* start Exercise materials *

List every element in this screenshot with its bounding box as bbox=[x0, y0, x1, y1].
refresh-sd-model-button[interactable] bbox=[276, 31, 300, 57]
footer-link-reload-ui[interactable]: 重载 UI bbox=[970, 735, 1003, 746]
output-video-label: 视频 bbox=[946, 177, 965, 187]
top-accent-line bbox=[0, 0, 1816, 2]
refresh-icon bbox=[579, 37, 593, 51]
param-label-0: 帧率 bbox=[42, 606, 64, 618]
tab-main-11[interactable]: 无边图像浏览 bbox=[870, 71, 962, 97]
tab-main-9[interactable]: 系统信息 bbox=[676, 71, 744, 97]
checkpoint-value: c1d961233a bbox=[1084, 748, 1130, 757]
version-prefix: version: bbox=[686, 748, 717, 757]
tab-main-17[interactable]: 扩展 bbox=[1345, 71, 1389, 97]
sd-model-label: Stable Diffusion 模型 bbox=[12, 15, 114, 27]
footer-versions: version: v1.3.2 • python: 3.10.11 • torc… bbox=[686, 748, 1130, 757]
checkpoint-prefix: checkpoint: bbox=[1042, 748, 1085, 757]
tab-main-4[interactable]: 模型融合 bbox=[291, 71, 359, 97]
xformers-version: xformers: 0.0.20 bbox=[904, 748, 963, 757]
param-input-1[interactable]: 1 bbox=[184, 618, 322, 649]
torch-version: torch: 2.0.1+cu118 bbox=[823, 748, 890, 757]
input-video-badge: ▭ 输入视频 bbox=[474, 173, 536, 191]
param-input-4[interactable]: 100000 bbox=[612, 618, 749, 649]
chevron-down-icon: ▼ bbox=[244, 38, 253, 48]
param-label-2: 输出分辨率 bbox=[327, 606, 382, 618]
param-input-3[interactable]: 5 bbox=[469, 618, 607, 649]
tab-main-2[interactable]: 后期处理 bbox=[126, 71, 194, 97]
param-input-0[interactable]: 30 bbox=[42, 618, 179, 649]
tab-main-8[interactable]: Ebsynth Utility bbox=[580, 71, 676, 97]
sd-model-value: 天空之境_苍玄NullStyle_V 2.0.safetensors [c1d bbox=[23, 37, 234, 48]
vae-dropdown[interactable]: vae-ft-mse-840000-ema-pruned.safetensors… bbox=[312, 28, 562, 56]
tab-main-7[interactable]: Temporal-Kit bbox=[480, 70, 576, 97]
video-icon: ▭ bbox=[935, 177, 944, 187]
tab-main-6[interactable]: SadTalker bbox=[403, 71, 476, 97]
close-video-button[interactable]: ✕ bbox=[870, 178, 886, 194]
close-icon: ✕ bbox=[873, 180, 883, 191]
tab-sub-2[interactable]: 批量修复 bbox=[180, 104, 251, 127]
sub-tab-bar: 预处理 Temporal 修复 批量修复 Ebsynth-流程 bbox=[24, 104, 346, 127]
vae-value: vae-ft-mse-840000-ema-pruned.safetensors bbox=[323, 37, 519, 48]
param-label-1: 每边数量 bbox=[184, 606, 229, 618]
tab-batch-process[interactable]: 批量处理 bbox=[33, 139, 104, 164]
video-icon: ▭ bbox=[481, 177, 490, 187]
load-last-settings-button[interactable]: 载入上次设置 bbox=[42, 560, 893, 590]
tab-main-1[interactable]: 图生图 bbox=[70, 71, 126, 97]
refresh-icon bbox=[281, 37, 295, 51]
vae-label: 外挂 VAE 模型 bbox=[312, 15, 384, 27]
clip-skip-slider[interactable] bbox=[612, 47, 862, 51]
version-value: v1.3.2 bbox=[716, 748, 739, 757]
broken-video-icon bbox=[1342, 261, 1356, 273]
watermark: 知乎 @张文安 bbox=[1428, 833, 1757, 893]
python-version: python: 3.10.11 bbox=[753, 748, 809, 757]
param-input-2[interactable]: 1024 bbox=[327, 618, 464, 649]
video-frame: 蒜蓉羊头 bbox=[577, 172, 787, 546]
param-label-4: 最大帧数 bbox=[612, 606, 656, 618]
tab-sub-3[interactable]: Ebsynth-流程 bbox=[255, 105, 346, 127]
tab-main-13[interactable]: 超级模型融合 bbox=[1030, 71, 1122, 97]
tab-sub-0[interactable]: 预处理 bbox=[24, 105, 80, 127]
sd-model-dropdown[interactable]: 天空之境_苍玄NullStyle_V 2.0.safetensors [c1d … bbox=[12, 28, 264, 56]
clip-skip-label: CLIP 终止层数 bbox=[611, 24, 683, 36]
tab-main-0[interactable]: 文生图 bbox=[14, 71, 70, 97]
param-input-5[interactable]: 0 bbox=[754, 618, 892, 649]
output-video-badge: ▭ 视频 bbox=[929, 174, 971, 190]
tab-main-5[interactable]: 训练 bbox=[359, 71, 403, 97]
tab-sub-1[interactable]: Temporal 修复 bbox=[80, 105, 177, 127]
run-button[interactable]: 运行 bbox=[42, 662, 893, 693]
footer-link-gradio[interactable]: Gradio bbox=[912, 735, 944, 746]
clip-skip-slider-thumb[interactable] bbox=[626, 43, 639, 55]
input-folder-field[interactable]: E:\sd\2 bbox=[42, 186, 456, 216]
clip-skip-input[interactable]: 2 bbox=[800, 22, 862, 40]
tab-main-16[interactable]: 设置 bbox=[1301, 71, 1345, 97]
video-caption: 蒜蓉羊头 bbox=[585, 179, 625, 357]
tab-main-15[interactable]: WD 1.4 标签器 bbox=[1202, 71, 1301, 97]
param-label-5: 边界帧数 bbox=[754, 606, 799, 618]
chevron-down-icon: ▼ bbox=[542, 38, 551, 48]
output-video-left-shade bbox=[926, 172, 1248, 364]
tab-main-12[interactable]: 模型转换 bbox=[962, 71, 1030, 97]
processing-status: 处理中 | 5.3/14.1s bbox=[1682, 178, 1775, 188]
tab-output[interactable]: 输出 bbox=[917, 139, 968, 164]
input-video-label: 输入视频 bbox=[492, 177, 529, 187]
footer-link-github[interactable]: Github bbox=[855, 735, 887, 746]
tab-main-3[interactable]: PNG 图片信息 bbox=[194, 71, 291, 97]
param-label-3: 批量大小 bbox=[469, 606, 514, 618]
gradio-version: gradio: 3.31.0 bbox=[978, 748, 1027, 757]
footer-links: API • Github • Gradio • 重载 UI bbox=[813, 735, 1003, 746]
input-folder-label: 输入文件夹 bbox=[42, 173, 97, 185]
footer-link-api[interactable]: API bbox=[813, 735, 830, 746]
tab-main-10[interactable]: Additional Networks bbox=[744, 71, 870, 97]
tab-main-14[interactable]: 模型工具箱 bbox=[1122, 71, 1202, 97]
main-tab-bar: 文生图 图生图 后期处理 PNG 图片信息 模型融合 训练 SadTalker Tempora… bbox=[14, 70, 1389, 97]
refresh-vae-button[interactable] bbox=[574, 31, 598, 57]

* end Exercise materials *

Your task: Render every line of the records above as a numbered list, dropping any blank lines.

Problem solution:
1. List every element in this screenshot with its bounding box as bbox=[x0, y0, x1, y1].
2. refresh-sd-model-button[interactable] bbox=[276, 31, 300, 57]
3. footer-link-reload-ui[interactable]: 重载 UI bbox=[970, 735, 1003, 746]
4. output-video-label: 视频 bbox=[946, 177, 965, 187]
5. top-accent-line bbox=[0, 0, 1816, 2]
6. refresh-icon bbox=[579, 37, 593, 51]
7. param-label-0: 帧率 bbox=[42, 606, 64, 618]
8. tab-main-11[interactable]: 无边图像浏览 bbox=[870, 71, 962, 97]
9. tab-main-9[interactable]: 系统信息 bbox=[676, 71, 744, 97]
10. checkpoint-value: c1d961233a bbox=[1084, 748, 1130, 757]
11. version-prefix: version: bbox=[686, 748, 717, 757]
12. tab-main-17[interactable]: 扩展 bbox=[1345, 71, 1389, 97]
13. sd-model-label: Stable Diffusion 模型 bbox=[12, 15, 114, 27]
14. footer-versions: version: v1.3.2 • python: 3.10.11 • torc… bbox=[686, 748, 1130, 757]
15. checkpoint-prefix: checkpoint: bbox=[1042, 748, 1085, 757]
16. tab-main-4[interactable]: 模型融合 bbox=[291, 71, 359, 97]
17. xformers-version: xformers: 0.0.20 bbox=[904, 748, 963, 757]
18. param-input-1[interactable]: 1 bbox=[184, 618, 322, 649]
19. torch-version: torch: 2.0.1+cu118 bbox=[823, 748, 890, 757]
20. input-video-badge: ▭ 输入视频 bbox=[474, 173, 536, 191]
21. param-input-4[interactable]: 100000 bbox=[612, 618, 749, 649]
22. chevron-down-icon: ▼ bbox=[244, 38, 253, 48]
23. param-label-2: 输出分辨率 bbox=[327, 606, 382, 618]
24. param-input-3[interactable]: 5 bbox=[469, 618, 607, 649]
25. tab-main-2[interactable]: 后期处理 bbox=[126, 71, 194, 97]
26. param-input-0[interactable]: 30 bbox=[42, 618, 179, 649]
27. tab-main-8[interactable]: Ebsynth Utility bbox=[580, 71, 676, 97]
28. sd-model-value: 天空之境_苍玄NullStyle_V 2.0.safetensors [c1d bbox=[23, 37, 234, 48]
29. vae-dropdown[interactable]: vae-ft-mse-840000-ema-pruned.safetensors… bbox=[312, 28, 562, 56]
30. tab-main-7[interactable]: Temporal-Kit bbox=[480, 70, 576, 97]
31. video-icon: ▭ bbox=[935, 177, 944, 187]
32. tab-main-6[interactable]: SadTalker bbox=[403, 71, 476, 97]
33. close-video-button[interactable]: ✕ bbox=[870, 178, 886, 194]
34. close-icon: ✕ bbox=[873, 180, 883, 191]
35. tab-sub-2[interactable]: 批量修复 bbox=[180, 104, 251, 127]
36. sub-tab-bar: 预处理 Temporal 修复 批量修复 Ebsynth-流程 bbox=[24, 104, 346, 127]
37. vae-value: vae-ft-mse-840000-ema-pruned.safetensors bbox=[323, 37, 519, 48]
38. param-label-1: 每边数量 bbox=[184, 606, 229, 618]
39. tab-batch-process[interactable]: 批量处理 bbox=[33, 139, 104, 164]
40. video-icon: ▭ bbox=[481, 177, 490, 187]
41. load-last-settings-button[interactable]: 载入上次设置 bbox=[42, 560, 893, 590]
42. tab-main-1[interactable]: 图生图 bbox=[70, 71, 126, 97]
43. refresh-icon bbox=[281, 37, 295, 51]
44. vae-label: 外挂 VAE 模型 bbox=[312, 15, 384, 27]
45. clip-skip-slider[interactable] bbox=[612, 47, 862, 51]
46. version-value: v1.3.2 bbox=[716, 748, 739, 757]
47. broken-video-icon bbox=[1342, 261, 1356, 273]
48. watermark: 知乎 @张文安 bbox=[1428, 833, 1757, 893]
49. python-version: python: 3.10.11 bbox=[753, 748, 809, 757]
50. param-input-2[interactable]: 1024 bbox=[327, 618, 464, 649]
51. video-frame: 蒜蓉羊头 bbox=[577, 172, 787, 546]
52. param-label-4: 最大帧数 bbox=[612, 606, 656, 618]
53. tab-sub-3[interactable]: Ebsynth-流程 bbox=[255, 105, 346, 127]
54. tab-main-13[interactable]: 超级模型融合 bbox=[1030, 71, 1122, 97]
55. tab-sub-0[interactable]: 预处理 bbox=[24, 105, 80, 127]
56. sd-model-dropdown[interactable]: 天空之境_苍玄NullStyle_V 2.0.safetensors [c1d … bbox=[12, 28, 264, 56]
57. clip-skip-label: CLIP 终止层数 bbox=[611, 24, 683, 36]
58. tab-main-0[interactable]: 文生图 bbox=[14, 71, 70, 97]
59. param-input-5[interactable]: 0 bbox=[754, 618, 892, 649]
60. output-video-badge: ▭ 视频 bbox=[929, 174, 971, 190]
61. tab-main-5[interactable]: 训练 bbox=[359, 71, 403, 97]
62. tab-sub-1[interactable]: Temporal 修复 bbox=[80, 105, 177, 127]
63. run-button[interactable]: 运行 bbox=[42, 662, 893, 693]
64. footer-link-gradio[interactable]: Gradio bbox=[912, 735, 944, 746]
65. clip-skip-slider-thumb[interactable] bbox=[626, 43, 639, 55]
66. input-folder-field[interactable]: E:\sd\2 bbox=[42, 186, 456, 216]
67. clip-skip-input[interactable]: 2 bbox=[800, 22, 862, 40]
68. tab-main-16[interactable]: 设置 bbox=[1301, 71, 1345, 97]
69. video-caption: 蒜蓉羊头 bbox=[585, 179, 625, 357]
70. tab-main-15[interactable]: WD 1.4 标签器 bbox=[1202, 71, 1301, 97]
71. param-label-5: 边界帧数 bbox=[754, 606, 799, 618]
72. chevron-down-icon: ▼ bbox=[542, 38, 551, 48]
73. output-video-left-shade bbox=[926, 172, 1248, 364]
74. tab-main-12[interactable]: 模型转换 bbox=[962, 71, 1030, 97]
75. processing-status: 处理中 | 5.3/14.1s bbox=[1682, 178, 1775, 188]
76. tab-output[interactable]: 输出 bbox=[917, 139, 968, 164]
77. input-video-label: 输入视频 bbox=[492, 177, 529, 187]
78. footer-link-github[interactable]: Github bbox=[855, 735, 887, 746]
79. tab-main-3[interactable]: PNG 图片信息 bbox=[194, 71, 291, 97]
80. param-label-3: 批量大小 bbox=[469, 606, 514, 618]
81. gradio-version: gradio: 3.31.0 bbox=[978, 748, 1027, 757]
82. footer-links: API • Github • Gradio • 重载 UI bbox=[813, 735, 1003, 746]
83. input-folder-label: 输入文件夹 bbox=[42, 173, 97, 185]
84. footer-link-api[interactable]: API bbox=[813, 735, 830, 746]
85. tab-main-10[interactable]: Additional Networks bbox=[744, 71, 870, 97]
86. tab-main-14[interactable]: 模型工具箱 bbox=[1122, 71, 1202, 97]
87. main-tab-bar: 文生图 图生图 后期处理 PNG 图片信息 模型融合 训练 SadTalker Tempora… bbox=[14, 70, 1389, 97]
88. refresh-vae-button[interactable] bbox=[574, 31, 598, 57]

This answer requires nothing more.